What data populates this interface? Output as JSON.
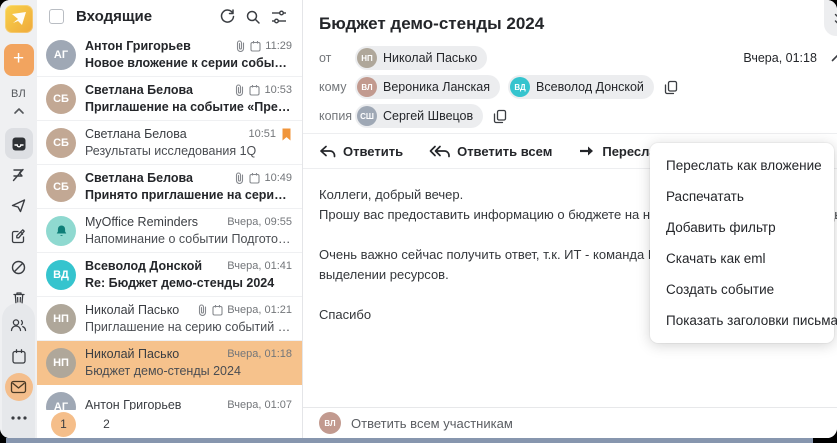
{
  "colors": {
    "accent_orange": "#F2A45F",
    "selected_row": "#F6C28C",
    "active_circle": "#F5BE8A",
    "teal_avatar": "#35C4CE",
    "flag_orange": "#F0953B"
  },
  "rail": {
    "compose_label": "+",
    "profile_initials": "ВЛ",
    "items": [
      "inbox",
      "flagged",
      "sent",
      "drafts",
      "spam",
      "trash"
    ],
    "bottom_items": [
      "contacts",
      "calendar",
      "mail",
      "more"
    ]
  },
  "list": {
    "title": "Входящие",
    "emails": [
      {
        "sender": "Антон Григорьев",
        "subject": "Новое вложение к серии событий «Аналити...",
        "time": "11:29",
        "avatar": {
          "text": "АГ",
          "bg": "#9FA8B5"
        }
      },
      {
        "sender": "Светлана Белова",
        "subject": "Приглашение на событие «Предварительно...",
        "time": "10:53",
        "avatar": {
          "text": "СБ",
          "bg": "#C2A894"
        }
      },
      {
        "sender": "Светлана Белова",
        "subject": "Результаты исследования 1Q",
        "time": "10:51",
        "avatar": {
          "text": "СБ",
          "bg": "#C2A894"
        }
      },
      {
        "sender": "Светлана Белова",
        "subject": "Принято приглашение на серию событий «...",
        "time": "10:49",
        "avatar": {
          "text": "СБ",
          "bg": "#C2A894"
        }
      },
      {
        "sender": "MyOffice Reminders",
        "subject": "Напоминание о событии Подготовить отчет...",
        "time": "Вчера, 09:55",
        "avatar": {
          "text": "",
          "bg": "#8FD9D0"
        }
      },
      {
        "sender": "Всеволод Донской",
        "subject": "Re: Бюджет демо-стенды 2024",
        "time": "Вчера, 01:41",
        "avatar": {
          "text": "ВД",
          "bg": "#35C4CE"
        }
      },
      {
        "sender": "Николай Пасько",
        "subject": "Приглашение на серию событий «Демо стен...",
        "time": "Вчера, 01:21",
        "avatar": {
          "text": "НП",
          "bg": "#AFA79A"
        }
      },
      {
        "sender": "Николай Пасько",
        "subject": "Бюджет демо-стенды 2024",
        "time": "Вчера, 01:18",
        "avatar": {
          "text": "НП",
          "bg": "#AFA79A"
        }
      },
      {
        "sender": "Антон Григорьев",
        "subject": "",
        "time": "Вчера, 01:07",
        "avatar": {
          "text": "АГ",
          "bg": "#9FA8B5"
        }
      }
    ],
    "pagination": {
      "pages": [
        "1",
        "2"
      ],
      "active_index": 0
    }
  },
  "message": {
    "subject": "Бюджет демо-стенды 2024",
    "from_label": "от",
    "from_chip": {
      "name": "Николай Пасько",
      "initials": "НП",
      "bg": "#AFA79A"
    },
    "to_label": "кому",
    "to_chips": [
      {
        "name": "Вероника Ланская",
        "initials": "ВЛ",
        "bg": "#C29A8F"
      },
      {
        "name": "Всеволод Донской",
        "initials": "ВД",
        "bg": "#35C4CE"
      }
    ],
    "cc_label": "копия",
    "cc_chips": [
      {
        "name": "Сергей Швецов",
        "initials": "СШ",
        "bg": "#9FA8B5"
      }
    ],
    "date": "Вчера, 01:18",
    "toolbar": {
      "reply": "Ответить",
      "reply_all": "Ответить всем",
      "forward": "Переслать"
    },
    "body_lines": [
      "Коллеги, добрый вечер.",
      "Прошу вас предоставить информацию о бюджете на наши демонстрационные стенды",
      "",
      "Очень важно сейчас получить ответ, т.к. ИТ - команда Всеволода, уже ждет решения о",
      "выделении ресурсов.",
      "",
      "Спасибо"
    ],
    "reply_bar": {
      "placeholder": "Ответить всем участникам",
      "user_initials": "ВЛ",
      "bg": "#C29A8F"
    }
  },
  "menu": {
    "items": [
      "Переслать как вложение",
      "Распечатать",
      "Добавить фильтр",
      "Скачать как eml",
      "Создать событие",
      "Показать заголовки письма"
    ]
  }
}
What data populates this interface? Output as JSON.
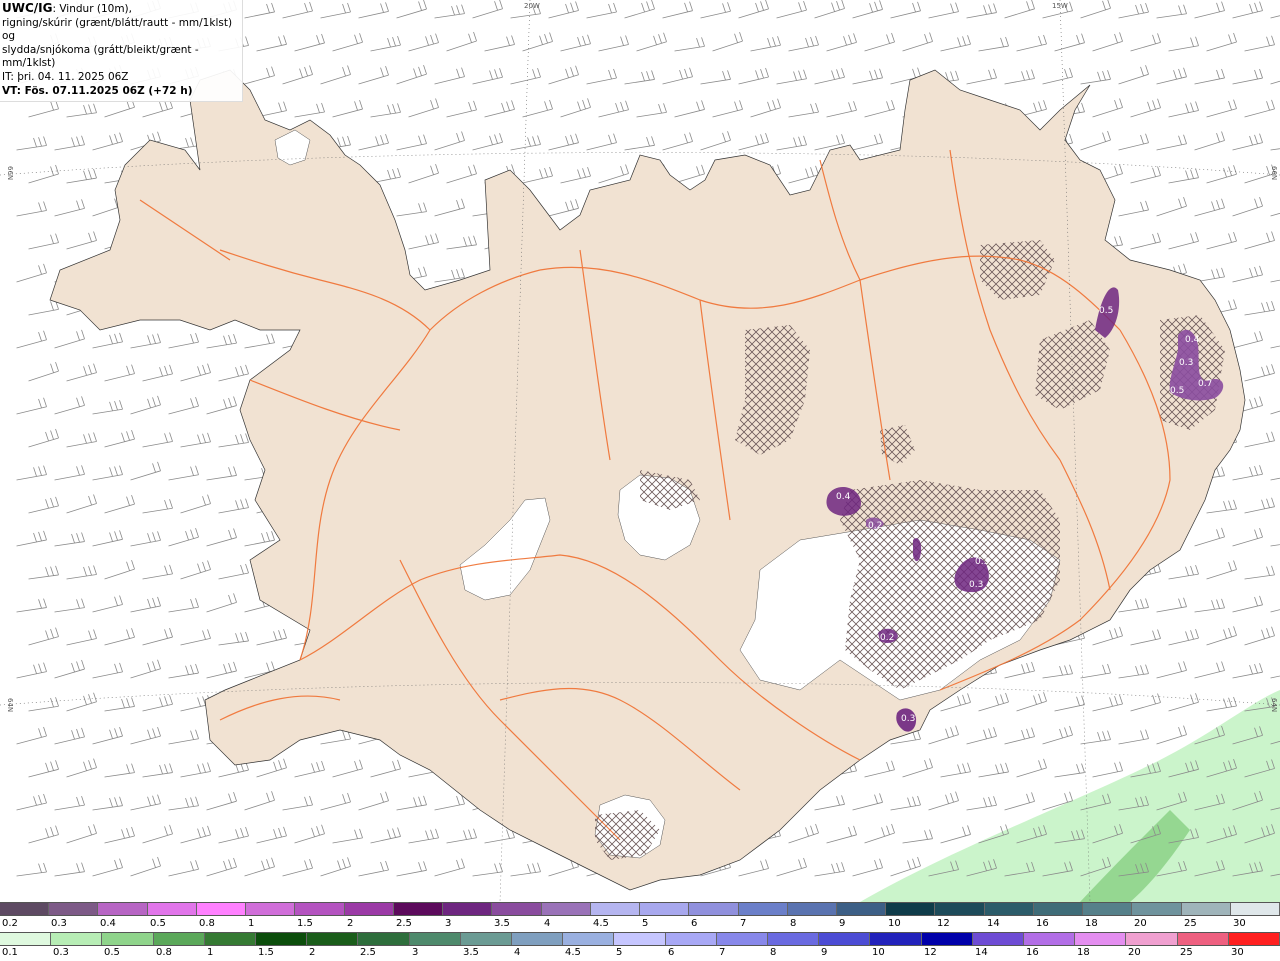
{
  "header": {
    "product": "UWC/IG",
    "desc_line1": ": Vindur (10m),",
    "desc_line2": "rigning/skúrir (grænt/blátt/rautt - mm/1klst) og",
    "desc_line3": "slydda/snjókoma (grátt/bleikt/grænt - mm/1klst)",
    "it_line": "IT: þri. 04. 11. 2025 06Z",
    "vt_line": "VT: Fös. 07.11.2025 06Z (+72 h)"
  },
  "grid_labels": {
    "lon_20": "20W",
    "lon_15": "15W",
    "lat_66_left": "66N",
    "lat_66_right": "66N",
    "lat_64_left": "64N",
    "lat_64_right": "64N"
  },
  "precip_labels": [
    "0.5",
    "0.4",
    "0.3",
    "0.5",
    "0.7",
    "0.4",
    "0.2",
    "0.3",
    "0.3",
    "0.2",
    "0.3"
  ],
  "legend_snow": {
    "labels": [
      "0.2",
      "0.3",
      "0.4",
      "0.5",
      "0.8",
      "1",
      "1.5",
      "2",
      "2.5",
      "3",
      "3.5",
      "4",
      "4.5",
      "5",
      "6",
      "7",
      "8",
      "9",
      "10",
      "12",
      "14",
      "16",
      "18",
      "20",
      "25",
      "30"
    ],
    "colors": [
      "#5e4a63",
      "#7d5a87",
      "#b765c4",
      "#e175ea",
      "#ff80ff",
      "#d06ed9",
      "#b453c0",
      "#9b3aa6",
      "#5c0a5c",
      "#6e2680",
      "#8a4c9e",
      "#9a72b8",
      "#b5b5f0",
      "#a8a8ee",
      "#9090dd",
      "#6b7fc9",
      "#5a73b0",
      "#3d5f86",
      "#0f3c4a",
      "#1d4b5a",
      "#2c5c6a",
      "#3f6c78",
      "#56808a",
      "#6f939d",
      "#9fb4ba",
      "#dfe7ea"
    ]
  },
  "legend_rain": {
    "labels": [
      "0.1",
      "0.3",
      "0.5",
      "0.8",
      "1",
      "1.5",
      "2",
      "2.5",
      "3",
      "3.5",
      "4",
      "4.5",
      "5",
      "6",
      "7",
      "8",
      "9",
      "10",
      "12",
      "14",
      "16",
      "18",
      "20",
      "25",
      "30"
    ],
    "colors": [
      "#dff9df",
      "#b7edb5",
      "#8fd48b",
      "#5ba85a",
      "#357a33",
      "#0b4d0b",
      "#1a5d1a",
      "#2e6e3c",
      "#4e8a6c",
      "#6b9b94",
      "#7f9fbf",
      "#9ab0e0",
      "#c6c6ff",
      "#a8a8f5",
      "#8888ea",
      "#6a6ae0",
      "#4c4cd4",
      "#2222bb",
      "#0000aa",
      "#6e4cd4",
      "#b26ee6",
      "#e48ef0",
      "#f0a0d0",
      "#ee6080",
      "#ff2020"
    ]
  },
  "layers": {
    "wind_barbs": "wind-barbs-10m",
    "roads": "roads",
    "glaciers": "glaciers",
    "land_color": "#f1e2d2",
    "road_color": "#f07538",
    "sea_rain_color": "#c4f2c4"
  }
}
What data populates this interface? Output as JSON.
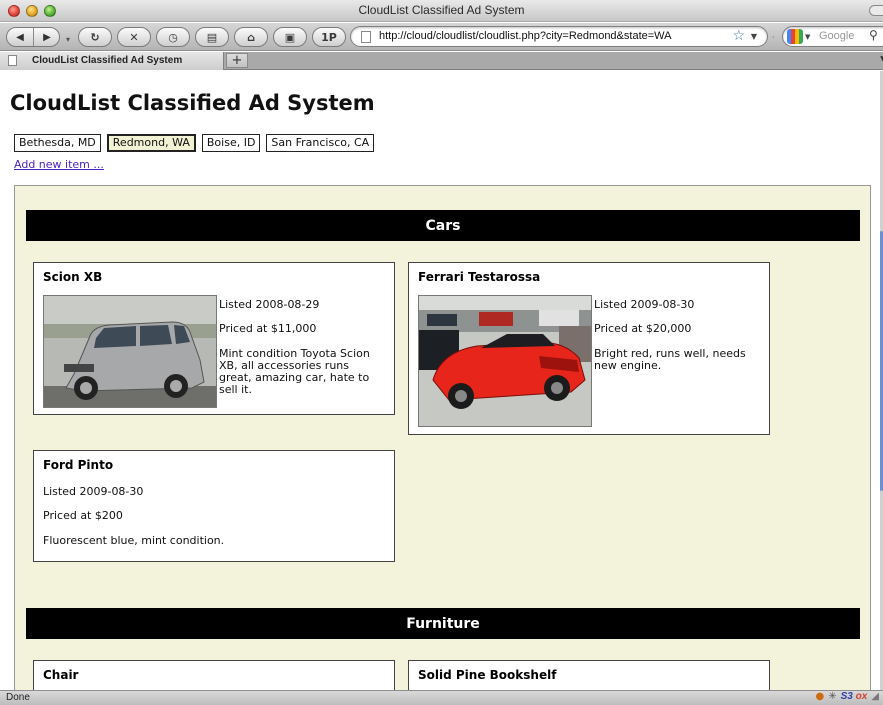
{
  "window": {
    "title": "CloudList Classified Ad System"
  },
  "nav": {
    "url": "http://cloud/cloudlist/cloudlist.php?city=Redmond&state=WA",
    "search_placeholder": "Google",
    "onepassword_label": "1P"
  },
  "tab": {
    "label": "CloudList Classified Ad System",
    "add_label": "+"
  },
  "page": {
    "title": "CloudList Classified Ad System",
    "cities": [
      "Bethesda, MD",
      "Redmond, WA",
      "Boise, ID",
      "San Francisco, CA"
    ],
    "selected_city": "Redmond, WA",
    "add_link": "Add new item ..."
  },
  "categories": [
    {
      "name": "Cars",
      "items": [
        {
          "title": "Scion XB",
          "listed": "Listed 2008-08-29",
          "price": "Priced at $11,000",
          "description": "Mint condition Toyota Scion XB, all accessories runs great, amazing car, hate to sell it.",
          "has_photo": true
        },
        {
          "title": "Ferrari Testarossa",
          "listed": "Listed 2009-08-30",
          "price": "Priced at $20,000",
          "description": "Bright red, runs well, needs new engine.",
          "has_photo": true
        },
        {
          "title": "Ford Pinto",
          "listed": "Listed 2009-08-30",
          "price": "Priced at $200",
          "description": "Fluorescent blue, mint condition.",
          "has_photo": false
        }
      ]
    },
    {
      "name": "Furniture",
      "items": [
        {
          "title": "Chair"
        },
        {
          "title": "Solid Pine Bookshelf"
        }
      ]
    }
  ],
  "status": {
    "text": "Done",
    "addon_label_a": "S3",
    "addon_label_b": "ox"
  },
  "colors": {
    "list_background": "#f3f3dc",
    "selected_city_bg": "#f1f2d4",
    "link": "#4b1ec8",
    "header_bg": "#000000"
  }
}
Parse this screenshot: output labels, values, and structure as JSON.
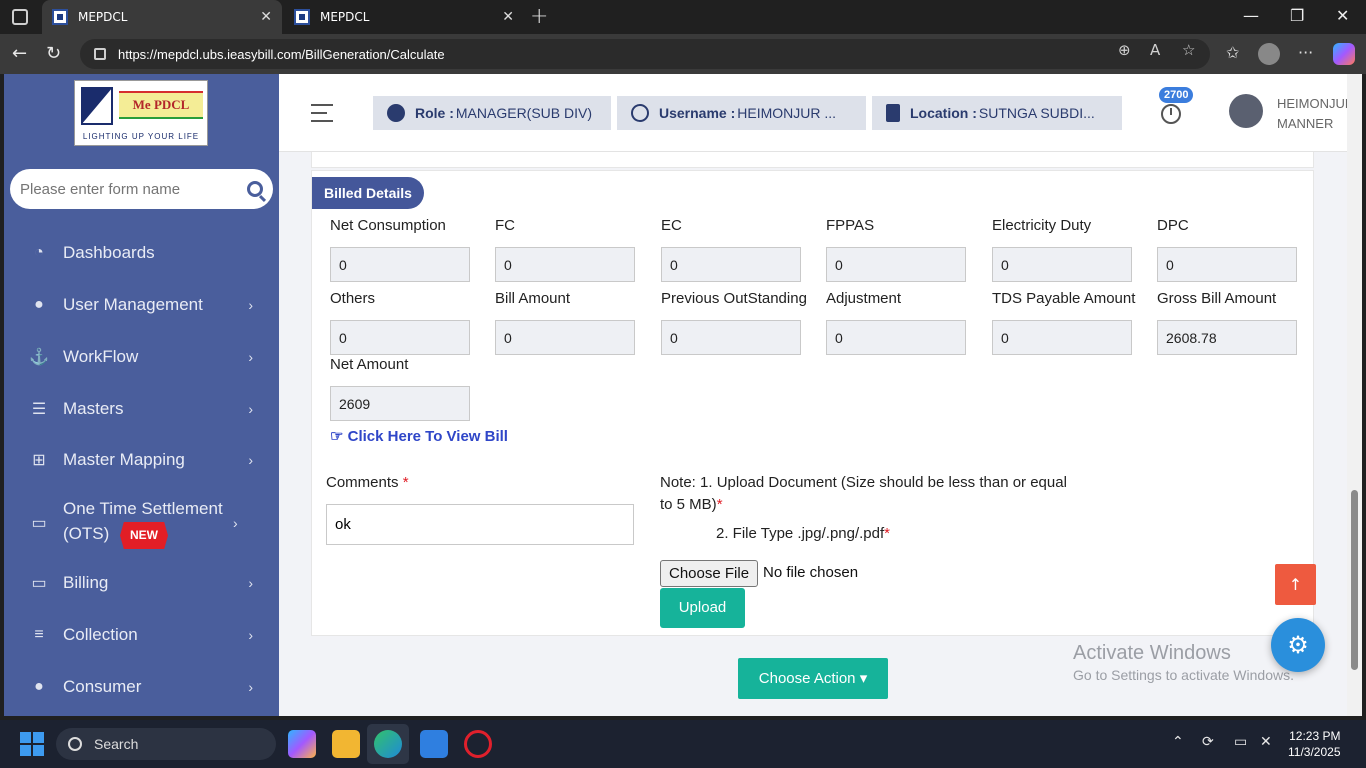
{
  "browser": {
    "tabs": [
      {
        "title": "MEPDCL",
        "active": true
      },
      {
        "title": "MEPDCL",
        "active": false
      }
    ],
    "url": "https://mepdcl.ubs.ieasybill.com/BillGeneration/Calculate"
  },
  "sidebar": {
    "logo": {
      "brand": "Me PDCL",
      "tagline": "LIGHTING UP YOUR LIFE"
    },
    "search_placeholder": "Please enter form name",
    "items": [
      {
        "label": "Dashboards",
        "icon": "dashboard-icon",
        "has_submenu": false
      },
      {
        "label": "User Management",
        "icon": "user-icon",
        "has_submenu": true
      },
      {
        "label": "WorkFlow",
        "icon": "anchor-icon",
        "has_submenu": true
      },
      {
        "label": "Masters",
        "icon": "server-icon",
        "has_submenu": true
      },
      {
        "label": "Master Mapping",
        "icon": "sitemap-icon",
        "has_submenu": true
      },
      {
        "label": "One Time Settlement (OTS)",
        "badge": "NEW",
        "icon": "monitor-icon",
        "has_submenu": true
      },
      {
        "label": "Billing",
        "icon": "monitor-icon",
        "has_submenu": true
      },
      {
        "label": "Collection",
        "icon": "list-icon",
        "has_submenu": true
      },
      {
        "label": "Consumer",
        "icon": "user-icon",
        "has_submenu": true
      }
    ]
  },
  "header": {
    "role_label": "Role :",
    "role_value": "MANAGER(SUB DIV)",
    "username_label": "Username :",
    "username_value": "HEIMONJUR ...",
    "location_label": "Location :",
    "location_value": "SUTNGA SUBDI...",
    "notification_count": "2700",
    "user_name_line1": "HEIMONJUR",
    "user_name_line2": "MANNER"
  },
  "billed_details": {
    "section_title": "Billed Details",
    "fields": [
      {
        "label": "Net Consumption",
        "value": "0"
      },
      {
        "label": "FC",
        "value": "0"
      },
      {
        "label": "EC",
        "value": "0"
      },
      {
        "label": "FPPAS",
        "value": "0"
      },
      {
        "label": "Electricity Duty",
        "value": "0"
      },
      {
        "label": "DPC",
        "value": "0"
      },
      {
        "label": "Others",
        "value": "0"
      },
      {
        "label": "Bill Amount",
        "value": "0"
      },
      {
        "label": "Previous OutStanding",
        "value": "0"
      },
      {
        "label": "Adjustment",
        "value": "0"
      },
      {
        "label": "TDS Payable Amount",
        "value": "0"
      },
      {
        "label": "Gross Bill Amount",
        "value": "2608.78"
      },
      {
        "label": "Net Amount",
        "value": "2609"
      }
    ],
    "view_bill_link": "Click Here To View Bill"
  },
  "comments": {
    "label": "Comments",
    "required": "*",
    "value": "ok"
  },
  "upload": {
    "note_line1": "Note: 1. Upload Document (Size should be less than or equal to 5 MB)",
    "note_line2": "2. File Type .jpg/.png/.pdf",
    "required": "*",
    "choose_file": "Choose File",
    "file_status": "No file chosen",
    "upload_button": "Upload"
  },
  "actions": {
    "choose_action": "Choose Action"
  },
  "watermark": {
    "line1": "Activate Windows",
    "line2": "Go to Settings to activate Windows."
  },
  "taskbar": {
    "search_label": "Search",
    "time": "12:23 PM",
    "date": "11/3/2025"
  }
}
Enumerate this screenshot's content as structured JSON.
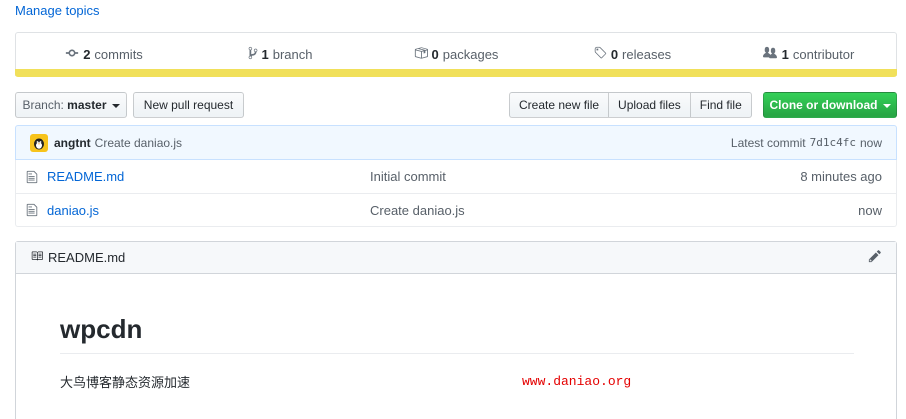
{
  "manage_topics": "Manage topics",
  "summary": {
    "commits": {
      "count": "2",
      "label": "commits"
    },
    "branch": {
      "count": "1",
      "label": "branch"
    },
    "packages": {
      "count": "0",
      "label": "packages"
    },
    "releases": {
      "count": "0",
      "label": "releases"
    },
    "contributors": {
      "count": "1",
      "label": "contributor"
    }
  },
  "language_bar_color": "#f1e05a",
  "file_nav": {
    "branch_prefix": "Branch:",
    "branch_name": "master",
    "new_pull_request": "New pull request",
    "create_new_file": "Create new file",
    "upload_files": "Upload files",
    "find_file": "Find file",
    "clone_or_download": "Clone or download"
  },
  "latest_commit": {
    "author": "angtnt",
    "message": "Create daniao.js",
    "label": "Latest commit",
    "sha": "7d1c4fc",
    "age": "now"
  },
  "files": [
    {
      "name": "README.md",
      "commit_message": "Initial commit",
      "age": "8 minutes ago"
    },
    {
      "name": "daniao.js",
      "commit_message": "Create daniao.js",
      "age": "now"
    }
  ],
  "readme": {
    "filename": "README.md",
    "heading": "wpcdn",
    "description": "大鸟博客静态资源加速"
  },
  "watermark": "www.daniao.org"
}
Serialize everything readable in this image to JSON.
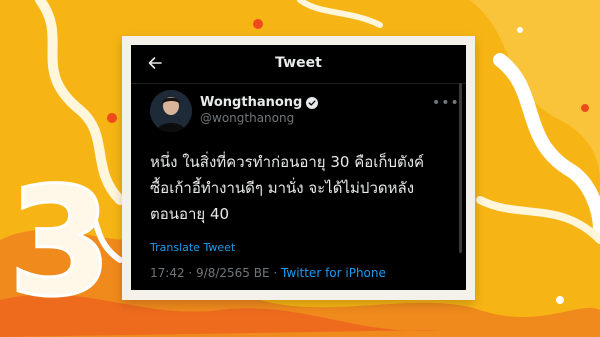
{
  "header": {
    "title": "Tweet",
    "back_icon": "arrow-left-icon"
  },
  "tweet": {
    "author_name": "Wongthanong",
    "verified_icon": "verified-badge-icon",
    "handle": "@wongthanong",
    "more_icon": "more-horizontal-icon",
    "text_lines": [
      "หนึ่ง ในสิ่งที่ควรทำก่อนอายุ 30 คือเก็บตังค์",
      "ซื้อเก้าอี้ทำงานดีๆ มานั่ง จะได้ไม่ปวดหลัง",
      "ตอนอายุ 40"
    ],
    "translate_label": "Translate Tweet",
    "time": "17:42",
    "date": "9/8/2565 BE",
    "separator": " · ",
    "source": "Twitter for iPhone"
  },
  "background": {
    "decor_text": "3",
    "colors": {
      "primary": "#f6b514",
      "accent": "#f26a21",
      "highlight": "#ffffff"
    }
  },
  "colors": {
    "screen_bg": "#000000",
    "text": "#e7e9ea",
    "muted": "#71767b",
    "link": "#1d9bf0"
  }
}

◆ DIRECTIVE
Pull out all lines from the entries above that include the word "Choose".

◆ SOLUTION FOR THIS PROBLEM
    "choose_file": "Choose File",
    "choose_action": "Choose Action"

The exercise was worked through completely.